- GIVEN REQUEST -
Reproduce the listing below line for line, with no changes to any character.

- RECORDED DATA -
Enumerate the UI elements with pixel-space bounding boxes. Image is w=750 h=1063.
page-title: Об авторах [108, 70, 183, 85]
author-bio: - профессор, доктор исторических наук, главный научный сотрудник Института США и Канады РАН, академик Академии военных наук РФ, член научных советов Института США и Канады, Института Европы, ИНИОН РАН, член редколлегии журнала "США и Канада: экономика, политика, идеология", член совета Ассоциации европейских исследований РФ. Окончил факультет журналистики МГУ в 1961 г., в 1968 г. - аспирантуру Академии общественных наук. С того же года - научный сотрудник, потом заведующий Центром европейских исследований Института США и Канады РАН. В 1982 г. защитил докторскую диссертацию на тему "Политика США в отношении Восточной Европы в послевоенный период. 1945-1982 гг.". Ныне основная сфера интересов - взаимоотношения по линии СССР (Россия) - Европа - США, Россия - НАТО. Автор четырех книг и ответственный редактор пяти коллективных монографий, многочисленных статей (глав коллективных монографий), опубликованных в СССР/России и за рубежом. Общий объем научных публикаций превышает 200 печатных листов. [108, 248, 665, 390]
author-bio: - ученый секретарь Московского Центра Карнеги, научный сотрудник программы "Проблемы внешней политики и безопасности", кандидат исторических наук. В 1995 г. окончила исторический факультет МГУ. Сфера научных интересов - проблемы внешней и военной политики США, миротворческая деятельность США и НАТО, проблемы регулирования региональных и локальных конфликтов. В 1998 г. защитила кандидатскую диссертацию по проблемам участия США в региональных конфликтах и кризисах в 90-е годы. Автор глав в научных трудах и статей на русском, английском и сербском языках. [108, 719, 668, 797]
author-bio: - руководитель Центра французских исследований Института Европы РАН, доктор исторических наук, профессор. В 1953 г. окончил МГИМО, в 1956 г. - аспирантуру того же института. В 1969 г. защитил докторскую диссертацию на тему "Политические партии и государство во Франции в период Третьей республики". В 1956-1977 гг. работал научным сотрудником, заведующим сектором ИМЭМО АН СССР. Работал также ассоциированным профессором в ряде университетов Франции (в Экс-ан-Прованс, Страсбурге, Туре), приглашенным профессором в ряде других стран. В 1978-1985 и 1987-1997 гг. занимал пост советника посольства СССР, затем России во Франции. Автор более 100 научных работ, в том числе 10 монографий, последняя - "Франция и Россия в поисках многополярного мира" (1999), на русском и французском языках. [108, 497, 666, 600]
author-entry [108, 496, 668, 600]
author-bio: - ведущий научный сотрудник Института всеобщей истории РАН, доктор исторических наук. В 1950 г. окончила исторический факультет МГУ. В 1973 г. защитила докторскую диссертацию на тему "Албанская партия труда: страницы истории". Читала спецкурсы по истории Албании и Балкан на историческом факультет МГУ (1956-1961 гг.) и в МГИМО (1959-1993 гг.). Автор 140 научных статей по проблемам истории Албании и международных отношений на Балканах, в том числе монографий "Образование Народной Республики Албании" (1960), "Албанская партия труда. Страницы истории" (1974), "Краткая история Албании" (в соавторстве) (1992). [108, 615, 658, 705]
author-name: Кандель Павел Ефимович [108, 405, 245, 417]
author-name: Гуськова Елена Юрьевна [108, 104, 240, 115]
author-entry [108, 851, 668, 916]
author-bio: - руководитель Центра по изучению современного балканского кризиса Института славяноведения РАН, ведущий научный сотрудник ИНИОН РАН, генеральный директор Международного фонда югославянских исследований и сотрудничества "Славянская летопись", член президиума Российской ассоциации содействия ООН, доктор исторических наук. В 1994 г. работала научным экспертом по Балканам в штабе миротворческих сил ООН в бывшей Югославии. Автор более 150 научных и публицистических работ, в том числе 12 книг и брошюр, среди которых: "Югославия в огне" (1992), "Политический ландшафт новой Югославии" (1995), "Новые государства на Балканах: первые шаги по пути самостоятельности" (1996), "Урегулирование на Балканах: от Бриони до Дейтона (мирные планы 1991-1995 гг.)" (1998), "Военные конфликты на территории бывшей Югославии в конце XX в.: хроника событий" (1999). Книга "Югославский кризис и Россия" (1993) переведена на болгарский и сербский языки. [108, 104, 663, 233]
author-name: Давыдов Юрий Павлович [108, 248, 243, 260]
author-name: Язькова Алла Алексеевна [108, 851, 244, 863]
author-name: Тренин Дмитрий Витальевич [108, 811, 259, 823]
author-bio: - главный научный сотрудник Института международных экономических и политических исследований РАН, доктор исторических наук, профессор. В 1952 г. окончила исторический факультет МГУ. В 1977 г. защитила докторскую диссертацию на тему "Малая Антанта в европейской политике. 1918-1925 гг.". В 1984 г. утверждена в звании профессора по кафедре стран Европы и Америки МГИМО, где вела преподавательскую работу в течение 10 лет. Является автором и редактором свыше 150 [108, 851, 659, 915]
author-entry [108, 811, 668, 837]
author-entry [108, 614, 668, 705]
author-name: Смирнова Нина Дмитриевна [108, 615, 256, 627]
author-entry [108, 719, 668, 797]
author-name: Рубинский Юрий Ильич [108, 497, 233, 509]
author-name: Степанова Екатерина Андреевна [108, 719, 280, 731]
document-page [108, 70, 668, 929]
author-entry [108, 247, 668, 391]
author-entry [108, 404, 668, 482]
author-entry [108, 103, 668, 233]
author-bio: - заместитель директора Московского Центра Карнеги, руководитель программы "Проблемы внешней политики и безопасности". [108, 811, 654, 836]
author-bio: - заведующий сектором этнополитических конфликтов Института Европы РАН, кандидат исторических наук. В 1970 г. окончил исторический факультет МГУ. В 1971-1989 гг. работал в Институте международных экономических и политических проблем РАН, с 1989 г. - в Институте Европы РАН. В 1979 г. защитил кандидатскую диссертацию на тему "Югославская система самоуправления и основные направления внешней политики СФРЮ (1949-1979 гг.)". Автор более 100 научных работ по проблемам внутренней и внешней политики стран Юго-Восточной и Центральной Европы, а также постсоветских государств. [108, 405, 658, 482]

- RESULT OF THIS TASK -
Enumerate the UI elements with pixel-space bounding boxes. Image is w=750 h=1063.
page-title: Об авторах [108, 70, 183, 85]
author-bio: - профессор, доктор исторических наук, главный научный сотрудник Института США и Канады РАН, академик Академии военных наук РФ, член научных советов Института США и Канады, Института Европы, ИНИОН РАН, член редколлегии журнала "США и Канада: экономика, политика, идеология", член совета Ассоциации европейских исследований РФ. Окончил факультет журналистики МГУ в 1961 г., в 1968 г. - аспирантуру Академии общественных наук. С того же года - научный сотрудник, потом заведующий Центром европейских исследований Института США и Канады РАН. В 1982 г. защитил докторскую диссертацию на тему "Политика США в отношении Восточной Европы в послевоенный период. 1945-1982 гг.". Ныне основная сфера интересов - взаимоотношения по линии СССР (Россия) - Европа - США, Россия - НАТО. Автор четырех книг и ответственный редактор пяти коллективных монографий, многочисленных статей (глав коллективных монографий), опубликованных в СССР/России и за рубежом. Общий объем научных публикаций превышает 200 печатных листов. [108, 248, 665, 390]
author-bio: - ученый секретарь Московского Центра Карнеги, научный сотрудник программы "Проблемы внешней политики и безопасности", кандидат исторических наук. В 1995 г. окончила исторический факультет МГУ. Сфера научных интересов - проблемы внешней и военной политики США, миротворческая деятельность США и НАТО, проблемы регулирования региональных и локальных конфликтов. В 1998 г. защитила кандидатскую диссертацию по проблемам участия США в региональных конфликтах и кризисах в 90-е годы. Автор глав в научных трудах и статей на русском, английском и сербском языках. [108, 719, 668, 797]
author-bio: - руководитель Центра французских исследований Института Европы РАН, доктор исторических наук, профессор. В 1953 г. окончил МГИМО, в 1956 г. - аспирантуру того же института. В 1969 г. защитил докторскую диссертацию на тему "Политические партии и государство во Франции в период Третьей республики". В 1956-1977 гг. работал научным сотрудником, заведующим сектором ИМЭМО АН СССР. Работал также ассоциированным профессором в ряде университетов Франции (в Экс-ан-Прованс, Страсбурге, Туре), приглашенным профессором в ряде других стран. В 1978-1985 и 1987-1997 гг. занимал пост советника посольства СССР, затем России во Франции. Автор более 100 научных работ, в том числе 10 монографий, последняя - "Франция и Россия в поисках многополярного мира" (1999), на русском и французском языках. [108, 497, 666, 600]
author-entry [108, 496, 668, 600]
author-bio: - ведущий научный сотрудник Института всеобщей истории РАН, доктор исторических наук. В 1950 г. окончила исторический факультет МГУ. В 1973 г. защитила докторскую диссертацию на тему "Албанская партия труда: страницы истории". Читала спецкурсы по истории Албании и Балкан на историческом факультет МГУ (1956-1961 гг.) и в МГИМО (1959-1993 гг.). Автор 140 научных статей по проблемам истории Албании и международных отношений на Балканах, в том числе монографий "Образование Народной Республики Албании" (1960), "Албанская партия труда. Страницы истории" (1974), "Краткая история Албании" (в соавторстве) (1992). [108, 615, 658, 705]
author-name: Кандель Павел Ефимович [108, 405, 245, 417]
author-name: Гуськова Елена Юрьевна [108, 104, 240, 115]
author-entry [108, 851, 668, 916]
author-bio: - руководитель Центра по изучению современного балканского кризиса Института славяноведения РАН, ведущий научный сотрудник ИНИОН РАН, генеральный директор Международного фонда югославянских исследований и сотрудничества "Славянская летопись", член президиума Российской ассоциации содействия ООН, доктор исторических наук. В 1994 г. работала научным экспертом по Балканам в штабе миротворческих сил ООН в бывшей Югославии. Автор более 150 научных и публицистических работ, в том числе 12 книг и брошюр, среди которых: "Югославия в огне" (1992), "Политический ландшафт новой Югославии" (1995), "Новые государства на Балканах: первые шаги по пути самостоятельности" (1996), "Урегулирование на Балканах: от Бриони до Дейтона (мирные планы 1991-1995 гг.)" (1998), "Военные конфликты на территории бывшей Югославии в конце XX в.: хроника событий" (1999). Книга "Югославский кризис и Россия" (1993) переведена на болгарский и сербский языки. [108, 104, 663, 233]
author-name: Давыдов Юрий Павлович [108, 248, 243, 260]
author-name: Язькова Алла Алексеевна [108, 851, 244, 863]
author-name: Тренин Дмитрий Витальевич [108, 811, 259, 823]
author-bio: - главный научный сотрудник Института международных экономических и политических исследований РАН, доктор исторических наук, профессор. В 1952 г. окончила исторический факультет МГУ. В 1977 г. защитила докторскую диссертацию на тему "Малая Антанта в европейской политике. 1918-1925 гг.". В 1984 г. утверждена в звании профессора по кафедре стран Европы и Америки МГИМО, где вела преподавательскую работу в течение 10 лет. Является автором и редактором свыше 150 [108, 851, 659, 915]
author-entry [108, 811, 668, 837]
author-entry [108, 614, 668, 705]
author-name: Смирнова Нина Дмитриевна [108, 615, 256, 627]
author-entry [108, 719, 668, 797]
author-name: Рубинский Юрий Ильич [108, 497, 233, 509]
author-name: Степанова Екатерина Андреевна [108, 719, 280, 731]
document-page [108, 70, 668, 929]
author-entry [108, 247, 668, 391]
author-entry [108, 404, 668, 482]
author-entry [108, 103, 668, 233]
author-bio: - заместитель директора Московского Центра Карнеги, руководитель программы "Проблемы внешней политики и безопасности". [108, 811, 654, 836]
author-bio: - заведующий сектором этнополитических конфликтов Института Европы РАН, кандидат исторических наук. В 1970 г. окончил исторический факультет МГУ. В 1971-1989 гг. работал в Институте международных экономических и политических проблем РАН, с 1989 г. - в Институте Европы РАН. В 1979 г. защитил кандидатскую диссертацию на тему "Югославская система самоуправления и основные направления внешней политики СФРЮ (1949-1979 гг.)". Автор более 100 научных работ по проблемам внутренней и внешней политики стран Юго-Восточной и Центральной Европы, а также постсоветских государств. [108, 405, 658, 482]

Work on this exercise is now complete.